Element placement data
===============

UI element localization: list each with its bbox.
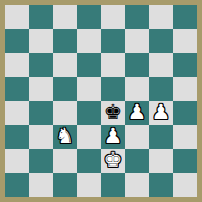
square-e7[interactable] — [101, 29, 125, 53]
square-d8[interactable] — [77, 5, 101, 29]
piece-white-pawn-g4[interactable]: ♟ — [152, 101, 171, 124]
square-e2[interactable]: ♚ — [101, 149, 125, 173]
square-h7[interactable] — [173, 29, 197, 53]
square-f7[interactable] — [125, 29, 149, 53]
square-a1[interactable] — [5, 173, 29, 197]
square-g7[interactable] — [149, 29, 173, 53]
square-d7[interactable] — [77, 29, 101, 53]
square-g6[interactable] — [149, 53, 173, 77]
square-b2[interactable] — [29, 149, 53, 173]
piece-white-pawn-e3[interactable]: ♟ — [104, 125, 123, 148]
square-h6[interactable] — [173, 53, 197, 77]
square-c7[interactable] — [53, 29, 77, 53]
square-h1[interactable] — [173, 173, 197, 197]
square-f3[interactable] — [125, 125, 149, 149]
square-f4[interactable]: ♟ — [125, 101, 149, 125]
square-a2[interactable] — [5, 149, 29, 173]
square-g4[interactable]: ♟ — [149, 101, 173, 125]
square-c5[interactable] — [53, 77, 77, 101]
square-c3[interactable]: ♞ — [53, 125, 77, 149]
square-e3[interactable]: ♟ — [101, 125, 125, 149]
square-a3[interactable] — [5, 125, 29, 149]
square-b8[interactable] — [29, 5, 53, 29]
piece-white-pawn-f4[interactable]: ♟ — [128, 101, 147, 124]
square-f1[interactable] — [125, 173, 149, 197]
square-h3[interactable] — [173, 125, 197, 149]
square-d6[interactable] — [77, 53, 101, 77]
square-g2[interactable] — [149, 149, 173, 173]
square-a8[interactable] — [5, 5, 29, 29]
square-b5[interactable] — [29, 77, 53, 101]
square-e4[interactable]: ♚ — [101, 101, 125, 125]
square-a4[interactable] — [5, 101, 29, 125]
square-c4[interactable] — [53, 101, 77, 125]
square-b7[interactable] — [29, 29, 53, 53]
square-f5[interactable] — [125, 77, 149, 101]
square-d4[interactable] — [77, 101, 101, 125]
square-c1[interactable] — [53, 173, 77, 197]
square-b3[interactable] — [29, 125, 53, 149]
chess-board: ♚♟♟♞♟♚ — [5, 5, 197, 197]
square-h8[interactable] — [173, 5, 197, 29]
square-g1[interactable] — [149, 173, 173, 197]
square-d2[interactable] — [77, 149, 101, 173]
square-g5[interactable] — [149, 77, 173, 101]
square-d1[interactable] — [77, 173, 101, 197]
square-e1[interactable] — [101, 173, 125, 197]
square-d5[interactable] — [77, 77, 101, 101]
square-c8[interactable] — [53, 5, 77, 29]
square-h4[interactable] — [173, 101, 197, 125]
board-border: ♚♟♟♞♟♚ — [0, 0, 202, 202]
square-b4[interactable] — [29, 101, 53, 125]
square-a6[interactable] — [5, 53, 29, 77]
square-c2[interactable] — [53, 149, 77, 173]
square-e6[interactable] — [101, 53, 125, 77]
square-e8[interactable] — [101, 5, 125, 29]
square-h5[interactable] — [173, 77, 197, 101]
square-g3[interactable] — [149, 125, 173, 149]
square-f6[interactable] — [125, 53, 149, 77]
square-e5[interactable] — [101, 77, 125, 101]
square-d3[interactable] — [77, 125, 101, 149]
piece-black-king-e4[interactable]: ♚ — [104, 101, 123, 124]
square-a5[interactable] — [5, 77, 29, 101]
square-h2[interactable] — [173, 149, 197, 173]
square-b6[interactable] — [29, 53, 53, 77]
piece-white-king-e2[interactable]: ♚ — [104, 149, 123, 172]
square-f2[interactable] — [125, 149, 149, 173]
square-a7[interactable] — [5, 29, 29, 53]
square-g8[interactable] — [149, 5, 173, 29]
square-c6[interactable] — [53, 53, 77, 77]
square-f8[interactable] — [125, 5, 149, 29]
square-b1[interactable] — [29, 173, 53, 197]
piece-white-knight-c3[interactable]: ♞ — [56, 125, 75, 148]
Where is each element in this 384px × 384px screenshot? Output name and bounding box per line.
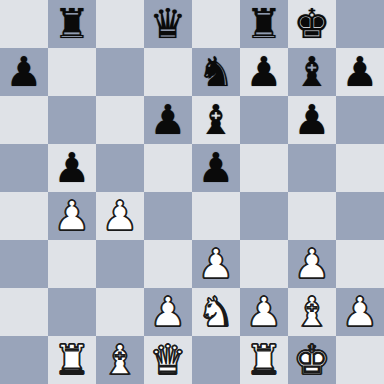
square-f2[interactable]: ♟ <box>240 288 288 336</box>
piece-black-pawn[interactable]: ♟ <box>192 144 240 192</box>
square-d5[interactable] <box>144 144 192 192</box>
square-g7[interactable]: ♝ <box>288 48 336 96</box>
square-a6[interactable] <box>0 96 48 144</box>
square-h6[interactable] <box>336 96 384 144</box>
square-f5[interactable] <box>240 144 288 192</box>
square-f1[interactable]: ♜ <box>240 336 288 384</box>
square-b4[interactable]: ♟ <box>48 192 96 240</box>
square-a3[interactable] <box>0 240 48 288</box>
chess-board: ♜♛♜♚♟♞♟♝♟♟♝♟♟♟♟♟♟♟♟♞♟♝♟♜♝♛♜♚ <box>0 0 384 384</box>
piece-white-rook[interactable]: ♜ <box>48 336 96 384</box>
square-f4[interactable] <box>240 192 288 240</box>
square-b5[interactable]: ♟ <box>48 144 96 192</box>
square-b3[interactable] <box>48 240 96 288</box>
square-a4[interactable] <box>0 192 48 240</box>
square-a8[interactable] <box>0 0 48 48</box>
square-b6[interactable] <box>48 96 96 144</box>
square-a5[interactable] <box>0 144 48 192</box>
piece-black-knight[interactable]: ♞ <box>192 48 240 96</box>
piece-black-pawn[interactable]: ♟ <box>288 96 336 144</box>
square-a2[interactable] <box>0 288 48 336</box>
square-e3[interactable]: ♟ <box>192 240 240 288</box>
square-g6[interactable]: ♟ <box>288 96 336 144</box>
square-d2[interactable]: ♟ <box>144 288 192 336</box>
square-e4[interactable] <box>192 192 240 240</box>
piece-black-queen[interactable]: ♛ <box>144 0 192 48</box>
square-f6[interactable] <box>240 96 288 144</box>
piece-black-pawn[interactable]: ♟ <box>0 48 48 96</box>
square-d6[interactable]: ♟ <box>144 96 192 144</box>
piece-white-pawn[interactable]: ♟ <box>192 240 240 288</box>
piece-white-pawn[interactable]: ♟ <box>336 288 384 336</box>
piece-black-pawn[interactable]: ♟ <box>144 96 192 144</box>
square-f8[interactable]: ♜ <box>240 0 288 48</box>
square-g2[interactable]: ♝ <box>288 288 336 336</box>
square-d8[interactable]: ♛ <box>144 0 192 48</box>
piece-black-bishop[interactable]: ♝ <box>288 48 336 96</box>
piece-white-pawn[interactable]: ♟ <box>96 192 144 240</box>
square-h1[interactable] <box>336 336 384 384</box>
square-h4[interactable] <box>336 192 384 240</box>
square-a7[interactable]: ♟ <box>0 48 48 96</box>
square-b7[interactable] <box>48 48 96 96</box>
piece-white-bishop[interactable]: ♝ <box>288 288 336 336</box>
square-b8[interactable]: ♜ <box>48 0 96 48</box>
piece-black-rook[interactable]: ♜ <box>240 0 288 48</box>
piece-black-bishop[interactable]: ♝ <box>192 96 240 144</box>
piece-black-pawn[interactable]: ♟ <box>240 48 288 96</box>
square-c6[interactable] <box>96 96 144 144</box>
piece-black-pawn[interactable]: ♟ <box>48 144 96 192</box>
square-e8[interactable] <box>192 0 240 48</box>
piece-white-knight[interactable]: ♞ <box>192 288 240 336</box>
square-e1[interactable] <box>192 336 240 384</box>
square-d3[interactable] <box>144 240 192 288</box>
square-h3[interactable] <box>336 240 384 288</box>
piece-white-pawn[interactable]: ♟ <box>240 288 288 336</box>
square-d7[interactable] <box>144 48 192 96</box>
square-e7[interactable]: ♞ <box>192 48 240 96</box>
piece-white-pawn[interactable]: ♟ <box>48 192 96 240</box>
piece-white-king[interactable]: ♚ <box>288 336 336 384</box>
piece-white-queen[interactable]: ♛ <box>144 336 192 384</box>
square-b2[interactable] <box>48 288 96 336</box>
piece-white-pawn[interactable]: ♟ <box>288 240 336 288</box>
piece-white-rook[interactable]: ♜ <box>240 336 288 384</box>
square-h2[interactable]: ♟ <box>336 288 384 336</box>
square-d4[interactable] <box>144 192 192 240</box>
piece-black-rook[interactable]: ♜ <box>48 0 96 48</box>
square-g4[interactable] <box>288 192 336 240</box>
square-c8[interactable] <box>96 0 144 48</box>
square-f7[interactable]: ♟ <box>240 48 288 96</box>
square-h5[interactable] <box>336 144 384 192</box>
piece-white-bishop[interactable]: ♝ <box>96 336 144 384</box>
square-c5[interactable] <box>96 144 144 192</box>
square-c4[interactable]: ♟ <box>96 192 144 240</box>
square-c7[interactable] <box>96 48 144 96</box>
piece-black-king[interactable]: ♚ <box>288 0 336 48</box>
square-g3[interactable]: ♟ <box>288 240 336 288</box>
square-e5[interactable]: ♟ <box>192 144 240 192</box>
square-c3[interactable] <box>96 240 144 288</box>
square-g1[interactable]: ♚ <box>288 336 336 384</box>
square-a1[interactable] <box>0 336 48 384</box>
square-c2[interactable] <box>96 288 144 336</box>
square-f3[interactable] <box>240 240 288 288</box>
square-e2[interactable]: ♞ <box>192 288 240 336</box>
square-h7[interactable]: ♟ <box>336 48 384 96</box>
square-h8[interactable] <box>336 0 384 48</box>
square-d1[interactable]: ♛ <box>144 336 192 384</box>
square-e6[interactable]: ♝ <box>192 96 240 144</box>
piece-white-pawn[interactable]: ♟ <box>144 288 192 336</box>
square-c1[interactable]: ♝ <box>96 336 144 384</box>
square-g8[interactable]: ♚ <box>288 0 336 48</box>
square-g5[interactable] <box>288 144 336 192</box>
square-b1[interactable]: ♜ <box>48 336 96 384</box>
piece-black-pawn[interactable]: ♟ <box>336 48 384 96</box>
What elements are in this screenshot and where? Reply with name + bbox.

===============

Reproduce the lines of the listing above verbatim, from the line containing "square-f2[interactable]: ♟ <box>240" through the line containing "square-a2[interactable] <box>0 288", and nothing else.

Full response
square-f2[interactable]: ♟ <box>240 288 288 336</box>
piece-black-pawn[interactable]: ♟ <box>192 144 240 192</box>
square-d5[interactable] <box>144 144 192 192</box>
square-g7[interactable]: ♝ <box>288 48 336 96</box>
square-a6[interactable] <box>0 96 48 144</box>
square-h6[interactable] <box>336 96 384 144</box>
square-f5[interactable] <box>240 144 288 192</box>
square-f1[interactable]: ♜ <box>240 336 288 384</box>
square-b4[interactable]: ♟ <box>48 192 96 240</box>
square-a3[interactable] <box>0 240 48 288</box>
chess-board: ♜♛♜♚♟♞♟♝♟♟♝♟♟♟♟♟♟♟♟♞♟♝♟♜♝♛♜♚ <box>0 0 384 384</box>
piece-white-rook[interactable]: ♜ <box>48 336 96 384</box>
square-f4[interactable] <box>240 192 288 240</box>
square-b5[interactable]: ♟ <box>48 144 96 192</box>
square-b3[interactable] <box>48 240 96 288</box>
square-a4[interactable] <box>0 192 48 240</box>
square-a8[interactable] <box>0 0 48 48</box>
square-b6[interactable] <box>48 96 96 144</box>
square-a5[interactable] <box>0 144 48 192</box>
piece-black-knight[interactable]: ♞ <box>192 48 240 96</box>
piece-black-pawn[interactable]: ♟ <box>288 96 336 144</box>
square-a2[interactable] <box>0 288 48 336</box>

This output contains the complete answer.